Extracted records =>
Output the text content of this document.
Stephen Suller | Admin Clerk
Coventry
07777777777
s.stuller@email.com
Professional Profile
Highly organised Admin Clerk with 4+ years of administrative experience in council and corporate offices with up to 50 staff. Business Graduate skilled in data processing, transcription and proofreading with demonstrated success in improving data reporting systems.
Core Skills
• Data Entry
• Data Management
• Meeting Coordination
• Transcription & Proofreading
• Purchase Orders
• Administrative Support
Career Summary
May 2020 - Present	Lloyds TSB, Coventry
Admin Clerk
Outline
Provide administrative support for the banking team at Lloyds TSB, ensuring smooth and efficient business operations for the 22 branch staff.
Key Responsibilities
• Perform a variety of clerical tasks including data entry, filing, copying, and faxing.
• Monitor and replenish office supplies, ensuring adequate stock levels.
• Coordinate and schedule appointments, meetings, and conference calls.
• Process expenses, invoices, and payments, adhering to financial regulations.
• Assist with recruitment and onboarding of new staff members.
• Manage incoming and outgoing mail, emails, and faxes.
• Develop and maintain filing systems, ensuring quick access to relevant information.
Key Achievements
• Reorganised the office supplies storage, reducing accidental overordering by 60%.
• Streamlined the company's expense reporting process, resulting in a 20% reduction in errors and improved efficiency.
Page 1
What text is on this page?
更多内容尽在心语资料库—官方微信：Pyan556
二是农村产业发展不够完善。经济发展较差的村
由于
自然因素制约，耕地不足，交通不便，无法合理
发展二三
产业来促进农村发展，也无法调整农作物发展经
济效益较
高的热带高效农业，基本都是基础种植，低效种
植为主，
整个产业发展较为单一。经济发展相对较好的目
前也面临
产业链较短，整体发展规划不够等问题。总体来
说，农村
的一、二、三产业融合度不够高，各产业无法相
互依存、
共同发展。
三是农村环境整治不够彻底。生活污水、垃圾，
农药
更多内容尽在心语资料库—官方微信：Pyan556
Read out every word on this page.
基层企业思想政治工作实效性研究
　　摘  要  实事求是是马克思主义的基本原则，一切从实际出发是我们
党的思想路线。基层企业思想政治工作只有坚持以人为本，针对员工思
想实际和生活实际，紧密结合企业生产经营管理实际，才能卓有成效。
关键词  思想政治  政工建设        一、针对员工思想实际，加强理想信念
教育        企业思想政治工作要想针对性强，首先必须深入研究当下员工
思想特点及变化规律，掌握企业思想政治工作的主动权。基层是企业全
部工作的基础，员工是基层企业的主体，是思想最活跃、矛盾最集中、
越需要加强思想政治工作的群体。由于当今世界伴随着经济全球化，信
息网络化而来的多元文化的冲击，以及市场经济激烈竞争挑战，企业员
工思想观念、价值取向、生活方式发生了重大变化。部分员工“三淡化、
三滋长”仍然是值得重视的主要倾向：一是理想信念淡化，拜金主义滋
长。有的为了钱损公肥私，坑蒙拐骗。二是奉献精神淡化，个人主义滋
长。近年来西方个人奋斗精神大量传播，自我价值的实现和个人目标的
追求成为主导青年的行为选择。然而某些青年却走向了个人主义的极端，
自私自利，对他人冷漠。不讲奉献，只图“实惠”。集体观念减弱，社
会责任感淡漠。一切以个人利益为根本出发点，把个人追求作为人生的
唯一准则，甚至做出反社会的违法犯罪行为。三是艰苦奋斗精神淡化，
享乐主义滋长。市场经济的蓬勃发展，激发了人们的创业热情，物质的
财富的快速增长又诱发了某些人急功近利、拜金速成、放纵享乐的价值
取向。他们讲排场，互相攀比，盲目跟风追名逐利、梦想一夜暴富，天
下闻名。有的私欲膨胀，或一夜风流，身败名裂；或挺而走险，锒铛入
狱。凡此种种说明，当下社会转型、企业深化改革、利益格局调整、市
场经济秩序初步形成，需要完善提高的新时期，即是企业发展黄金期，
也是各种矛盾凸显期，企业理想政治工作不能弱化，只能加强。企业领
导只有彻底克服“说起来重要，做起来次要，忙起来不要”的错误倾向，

AIM OF THE EXERCISE =>
Set down each entry again, unchanged.

REPLY =>
Output the text content of this document.
Stephen Suller | Admin Clerk
Coventry
07777777777
s.stuller@email.com
Professional Profile
Highly organised Admin Clerk with 4+ years of administrative experience in council and corporate offices with up to 50 staff. Business Graduate skilled in data processing, transcription and proofreading with demonstrated success in improving data reporting systems.
Core Skills
• Data Entry
• Data Management
• Meeting Coordination
• Transcription & Proofreading
• Purchase Orders
• Administrative Support
Career Summary
May 2020 - Present	Lloyds TSB, Coventry
Admin Clerk
Outline
Provide administrative support for the banking team at Lloyds TSB, ensuring smooth and efficient business operations for the 22 branch staff.
Key Responsibilities
• Perform a variety of clerical tasks including data entry, filing, copying, and faxing.
• Monitor and replenish office supplies, ensuring adequate stock levels.
• Coordinate and schedule appointments, meetings, and conference calls.
• Process expenses, invoices, and payments, adhering to financial regulations.
• Assist with recruitment and onboarding of new staff members.
• Manage incoming and outgoing mail, emails, and faxes.
• Develop and maintain filing systems, ensuring quick access to relevant information.
Key Achievements
• Reorganised the office supplies storage, reducing accidental overordering by 60%.
• Streamlined the company's expense reporting process, resulting in a 20% reduction in errors and improved efficiency.
Page 1
What text is on this page?
更多内容尽在心语资料库—官方微信：Pyan556
二是农村产业发展不够完善。经济发展较差的村
由于
自然因素制约，耕地不足，交通不便，无法合理
发展二三
产业来促进农村发展，也无法调整农作物发展经
济效益较
高的热带高效农业，基本都是基础种植，低效种
植为主，
整个产业发展较为单一。经济发展相对较好的目
前也面临
产业链较短，整体发展规划不够等问题。总体来
说，农村
的一、二、三产业融合度不够高，各产业无法相
互依存、
共同发展。
三是农村环境整治不够彻底。生活污水、垃圾，
农药
更多内容尽在心语资料库—官方微信：Pyan556
Read out every word on this page.
基层企业思想政治工作实效性研究
　　摘  要  实事求是是马克思主义的基本原则，一切从实际出发是我们
党的思想路线。基层企业思想政治工作只有坚持以人为本，针对员工思
想实际和生活实际，紧密结合企业生产经营管理实际，才能卓有成效。
关键词  思想政治  政工建设        一、针对员工思想实际，加强理想信念
教育        企业思想政治工作要想针对性强，首先必须深入研究当下员工
思想特点及变化规律，掌握企业思想政治工作的主动权。基层是企业全
部工作的基础，员工是基层企业的主体，是思想最活跃、矛盾最集中、
越需要加强思想政治工作的群体。由于当今世界伴随着经济全球化，信
息网络化而来的多元文化的冲击，以及市场经济激烈竞争挑战，企业员
工思想观念、价值取向、生活方式发生了重大变化。部分员工“三淡化、
三滋长”仍然是值得重视的主要倾向：一是理想信念淡化，拜金主义滋
长。有的为了钱损公肥私，坑蒙拐骗。二是奉献精神淡化，个人主义滋
长。近年来西方个人奋斗精神大量传播，自我价值的实现和个人目标的
追求成为主导青年的行为选择。然而某些青年却走向了个人主义的极端，
自私自利，对他人冷漠。不讲奉献，只图“实惠”。集体观念减弱，社
会责任感淡漠。一切以个人利益为根本出发点，把个人追求作为人生的
唯一准则，甚至做出反社会的违法犯罪行为。三是艰苦奋斗精神淡化，
享乐主义滋长。市场经济的蓬勃发展，激发了人们的创业热情，物质的
财富的快速增长又诱发了某些人急功近利、拜金速成、放纵享乐的价值
取向。他们讲排场，互相攀比，盲目跟风追名逐利、梦想一夜暴富，天
下闻名。有的私欲膨胀，或一夜风流，身败名裂；或挺而走险，锒铛入
狱。凡此种种说明，当下社会转型、企业深化改革、利益格局调整、市
场经济秩序初步形成，需要完善提高的新时期，即是企业发展黄金期，
也是各种矛盾凸显期，企业理想政治工作不能弱化，只能加强。企业领
导只有彻底克服“说起来重要，做起来次要，忙起来不要”的错误倾向，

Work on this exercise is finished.